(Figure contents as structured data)
= = = = =
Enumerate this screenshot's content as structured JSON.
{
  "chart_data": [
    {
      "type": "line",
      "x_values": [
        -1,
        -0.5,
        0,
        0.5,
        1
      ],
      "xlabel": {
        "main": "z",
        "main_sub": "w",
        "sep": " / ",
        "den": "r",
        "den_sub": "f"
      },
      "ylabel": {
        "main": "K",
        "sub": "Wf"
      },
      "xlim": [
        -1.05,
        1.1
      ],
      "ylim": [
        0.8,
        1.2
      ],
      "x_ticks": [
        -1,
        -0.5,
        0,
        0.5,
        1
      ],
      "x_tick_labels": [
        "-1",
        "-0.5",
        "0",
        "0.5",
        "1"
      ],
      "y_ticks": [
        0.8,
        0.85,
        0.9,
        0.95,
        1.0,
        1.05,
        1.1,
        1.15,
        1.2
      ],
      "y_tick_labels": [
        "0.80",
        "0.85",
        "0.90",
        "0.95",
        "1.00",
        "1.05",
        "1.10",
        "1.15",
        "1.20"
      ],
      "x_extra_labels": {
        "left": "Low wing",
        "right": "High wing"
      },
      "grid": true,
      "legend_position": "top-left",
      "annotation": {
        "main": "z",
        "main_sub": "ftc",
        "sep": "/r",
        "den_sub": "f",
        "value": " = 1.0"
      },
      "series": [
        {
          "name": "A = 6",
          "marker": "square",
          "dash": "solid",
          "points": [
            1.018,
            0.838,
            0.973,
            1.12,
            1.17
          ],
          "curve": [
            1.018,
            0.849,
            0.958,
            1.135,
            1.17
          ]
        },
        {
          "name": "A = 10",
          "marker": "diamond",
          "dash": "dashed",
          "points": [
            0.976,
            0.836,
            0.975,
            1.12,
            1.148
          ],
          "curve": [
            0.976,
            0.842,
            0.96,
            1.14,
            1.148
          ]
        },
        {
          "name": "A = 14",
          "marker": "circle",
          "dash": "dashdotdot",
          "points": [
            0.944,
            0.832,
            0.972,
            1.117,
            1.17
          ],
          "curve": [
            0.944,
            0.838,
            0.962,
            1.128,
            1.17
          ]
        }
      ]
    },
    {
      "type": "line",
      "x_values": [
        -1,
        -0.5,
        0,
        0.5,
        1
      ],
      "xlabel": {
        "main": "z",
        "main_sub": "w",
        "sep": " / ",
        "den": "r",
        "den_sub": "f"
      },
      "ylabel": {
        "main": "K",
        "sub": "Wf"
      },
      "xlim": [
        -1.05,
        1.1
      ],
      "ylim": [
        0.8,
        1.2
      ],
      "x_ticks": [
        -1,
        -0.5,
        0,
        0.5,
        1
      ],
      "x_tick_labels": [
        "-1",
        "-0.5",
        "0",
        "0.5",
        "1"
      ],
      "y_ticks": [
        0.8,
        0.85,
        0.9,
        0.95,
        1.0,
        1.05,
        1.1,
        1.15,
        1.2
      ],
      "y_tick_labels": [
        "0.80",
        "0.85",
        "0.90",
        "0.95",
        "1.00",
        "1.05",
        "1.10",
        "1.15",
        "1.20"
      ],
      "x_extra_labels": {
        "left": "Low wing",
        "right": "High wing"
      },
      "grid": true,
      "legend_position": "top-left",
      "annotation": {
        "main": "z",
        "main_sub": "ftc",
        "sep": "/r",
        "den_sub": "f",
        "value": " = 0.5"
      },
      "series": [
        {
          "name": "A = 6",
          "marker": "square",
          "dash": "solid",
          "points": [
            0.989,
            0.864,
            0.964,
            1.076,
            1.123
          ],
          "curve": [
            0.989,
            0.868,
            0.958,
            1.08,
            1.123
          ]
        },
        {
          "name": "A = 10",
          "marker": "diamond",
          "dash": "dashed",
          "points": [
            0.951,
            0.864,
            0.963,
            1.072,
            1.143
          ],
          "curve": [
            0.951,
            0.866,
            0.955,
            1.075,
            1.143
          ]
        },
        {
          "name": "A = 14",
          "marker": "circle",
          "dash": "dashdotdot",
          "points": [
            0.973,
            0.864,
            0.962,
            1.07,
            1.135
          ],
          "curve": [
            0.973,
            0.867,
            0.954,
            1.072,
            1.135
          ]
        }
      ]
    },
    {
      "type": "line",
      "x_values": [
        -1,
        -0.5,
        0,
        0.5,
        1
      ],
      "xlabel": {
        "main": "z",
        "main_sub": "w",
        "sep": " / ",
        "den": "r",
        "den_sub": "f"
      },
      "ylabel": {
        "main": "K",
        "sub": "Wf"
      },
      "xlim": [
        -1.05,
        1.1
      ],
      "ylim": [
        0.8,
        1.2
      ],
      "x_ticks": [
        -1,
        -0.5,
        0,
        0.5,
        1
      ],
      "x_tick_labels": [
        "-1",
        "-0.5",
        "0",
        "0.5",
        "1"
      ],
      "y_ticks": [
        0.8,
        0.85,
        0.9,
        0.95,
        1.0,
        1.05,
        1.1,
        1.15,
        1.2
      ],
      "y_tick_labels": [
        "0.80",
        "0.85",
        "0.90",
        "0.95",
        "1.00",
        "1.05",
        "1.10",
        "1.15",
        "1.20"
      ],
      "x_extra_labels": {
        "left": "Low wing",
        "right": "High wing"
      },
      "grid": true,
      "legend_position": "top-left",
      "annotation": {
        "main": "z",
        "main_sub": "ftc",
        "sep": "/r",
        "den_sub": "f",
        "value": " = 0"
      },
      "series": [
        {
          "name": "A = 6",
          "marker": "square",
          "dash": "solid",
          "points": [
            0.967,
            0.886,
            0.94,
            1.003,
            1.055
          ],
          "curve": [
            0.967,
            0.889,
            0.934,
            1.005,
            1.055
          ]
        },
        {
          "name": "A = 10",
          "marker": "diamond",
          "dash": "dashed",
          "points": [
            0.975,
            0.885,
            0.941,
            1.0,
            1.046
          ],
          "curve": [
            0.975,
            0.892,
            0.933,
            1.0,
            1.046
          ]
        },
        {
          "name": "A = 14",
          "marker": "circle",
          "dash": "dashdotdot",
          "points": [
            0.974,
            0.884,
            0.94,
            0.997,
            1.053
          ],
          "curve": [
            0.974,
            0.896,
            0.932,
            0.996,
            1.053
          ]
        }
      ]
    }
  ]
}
= = = = =
From the first line to the last, retype the data exactly.

Enumerate this screenshot's content as structured JSON.
{
  "chart_data": [
    {
      "type": "line",
      "x_values": [
        -1,
        -0.5,
        0,
        0.5,
        1
      ],
      "xlabel": {
        "main": "z",
        "main_sub": "w",
        "sep": " / ",
        "den": "r",
        "den_sub": "f"
      },
      "ylabel": {
        "main": "K",
        "sub": "Wf"
      },
      "xlim": [
        -1.05,
        1.1
      ],
      "ylim": [
        0.8,
        1.2
      ],
      "x_ticks": [
        -1,
        -0.5,
        0,
        0.5,
        1
      ],
      "x_tick_labels": [
        "-1",
        "-0.5",
        "0",
        "0.5",
        "1"
      ],
      "y_ticks": [
        0.8,
        0.85,
        0.9,
        0.95,
        1.0,
        1.05,
        1.1,
        1.15,
        1.2
      ],
      "y_tick_labels": [
        "0.80",
        "0.85",
        "0.90",
        "0.95",
        "1.00",
        "1.05",
        "1.10",
        "1.15",
        "1.20"
      ],
      "x_extra_labels": {
        "left": "Low wing",
        "right": "High wing"
      },
      "grid": true,
      "legend_position": "top-left",
      "annotation": {
        "main": "z",
        "main_sub": "ftc",
        "sep": "/r",
        "den_sub": "f",
        "value": " = 1.0"
      },
      "series": [
        {
          "name": "A = 6",
          "marker": "square",
          "dash": "solid",
          "points": [
            1.018,
            0.838,
            0.973,
            1.12,
            1.17
          ],
          "curve": [
            1.018,
            0.849,
            0.958,
            1.135,
            1.17
          ]
        },
        {
          "name": "A = 10",
          "marker": "diamond",
          "dash": "dashed",
          "points": [
            0.976,
            0.836,
            0.975,
            1.12,
            1.148
          ],
          "curve": [
            0.976,
            0.842,
            0.96,
            1.14,
            1.148
          ]
        },
        {
          "name": "A = 14",
          "marker": "circle",
          "dash": "dashdotdot",
          "points": [
            0.944,
            0.832,
            0.972,
            1.117,
            1.17
          ],
          "curve": [
            0.944,
            0.838,
            0.962,
            1.128,
            1.17
          ]
        }
      ]
    },
    {
      "type": "line",
      "x_values": [
        -1,
        -0.5,
        0,
        0.5,
        1
      ],
      "xlabel": {
        "main": "z",
        "main_sub": "w",
        "sep": " / ",
        "den": "r",
        "den_sub": "f"
      },
      "ylabel": {
        "main": "K",
        "sub": "Wf"
      },
      "xlim": [
        -1.05,
        1.1
      ],
      "ylim": [
        0.8,
        1.2
      ],
      "x_ticks": [
        -1,
        -0.5,
        0,
        0.5,
        1
      ],
      "x_tick_labels": [
        "-1",
        "-0.5",
        "0",
        "0.5",
        "1"
      ],
      "y_ticks": [
        0.8,
        0.85,
        0.9,
        0.95,
        1.0,
        1.05,
        1.1,
        1.15,
        1.2
      ],
      "y_tick_labels": [
        "0.80",
        "0.85",
        "0.90",
        "0.95",
        "1.00",
        "1.05",
        "1.10",
        "1.15",
        "1.20"
      ],
      "x_extra_labels": {
        "left": "Low wing",
        "right": "High wing"
      },
      "grid": true,
      "legend_position": "top-left",
      "annotation": {
        "main": "z",
        "main_sub": "ftc",
        "sep": "/r",
        "den_sub": "f",
        "value": " = 0.5"
      },
      "series": [
        {
          "name": "A = 6",
          "marker": "square",
          "dash": "solid",
          "points": [
            0.989,
            0.864,
            0.964,
            1.076,
            1.123
          ],
          "curve": [
            0.989,
            0.868,
            0.958,
            1.08,
            1.123
          ]
        },
        {
          "name": "A = 10",
          "marker": "diamond",
          "dash": "dashed",
          "points": [
            0.951,
            0.864,
            0.963,
            1.072,
            1.143
          ],
          "curve": [
            0.951,
            0.866,
            0.955,
            1.075,
            1.143
          ]
        },
        {
          "name": "A = 14",
          "marker": "circle",
          "dash": "dashdotdot",
          "points": [
            0.973,
            0.864,
            0.962,
            1.07,
            1.135
          ],
          "curve": [
            0.973,
            0.867,
            0.954,
            1.072,
            1.135
          ]
        }
      ]
    },
    {
      "type": "line",
      "x_values": [
        -1,
        -0.5,
        0,
        0.5,
        1
      ],
      "xlabel": {
        "main": "z",
        "main_sub": "w",
        "sep": " / ",
        "den": "r",
        "den_sub": "f"
      },
      "ylabel": {
        "main": "K",
        "sub": "Wf"
      },
      "xlim": [
        -1.05,
        1.1
      ],
      "ylim": [
        0.8,
        1.2
      ],
      "x_ticks": [
        -1,
        -0.5,
        0,
        0.5,
        1
      ],
      "x_tick_labels": [
        "-1",
        "-0.5",
        "0",
        "0.5",
        "1"
      ],
      "y_ticks": [
        0.8,
        0.85,
        0.9,
        0.95,
        1.0,
        1.05,
        1.1,
        1.15,
        1.2
      ],
      "y_tick_labels": [
        "0.80",
        "0.85",
        "0.90",
        "0.95",
        "1.00",
        "1.05",
        "1.10",
        "1.15",
        "1.20"
      ],
      "x_extra_labels": {
        "left": "Low wing",
        "right": "High wing"
      },
      "grid": true,
      "legend_position": "top-left",
      "annotation": {
        "main": "z",
        "main_sub": "ftc",
        "sep": "/r",
        "den_sub": "f",
        "value": " = 0"
      },
      "series": [
        {
          "name": "A = 6",
          "marker": "square",
          "dash": "solid",
          "points": [
            0.967,
            0.886,
            0.94,
            1.003,
            1.055
          ],
          "curve": [
            0.967,
            0.889,
            0.934,
            1.005,
            1.055
          ]
        },
        {
          "name": "A = 10",
          "marker": "diamond",
          "dash": "dashed",
          "points": [
            0.975,
            0.885,
            0.941,
            1.0,
            1.046
          ],
          "curve": [
            0.975,
            0.892,
            0.933,
            1.0,
            1.046
          ]
        },
        {
          "name": "A = 14",
          "marker": "circle",
          "dash": "dashdotdot",
          "points": [
            0.974,
            0.884,
            0.94,
            0.997,
            1.053
          ],
          "curve": [
            0.974,
            0.896,
            0.932,
            0.996,
            1.053
          ]
        }
      ]
    }
  ]
}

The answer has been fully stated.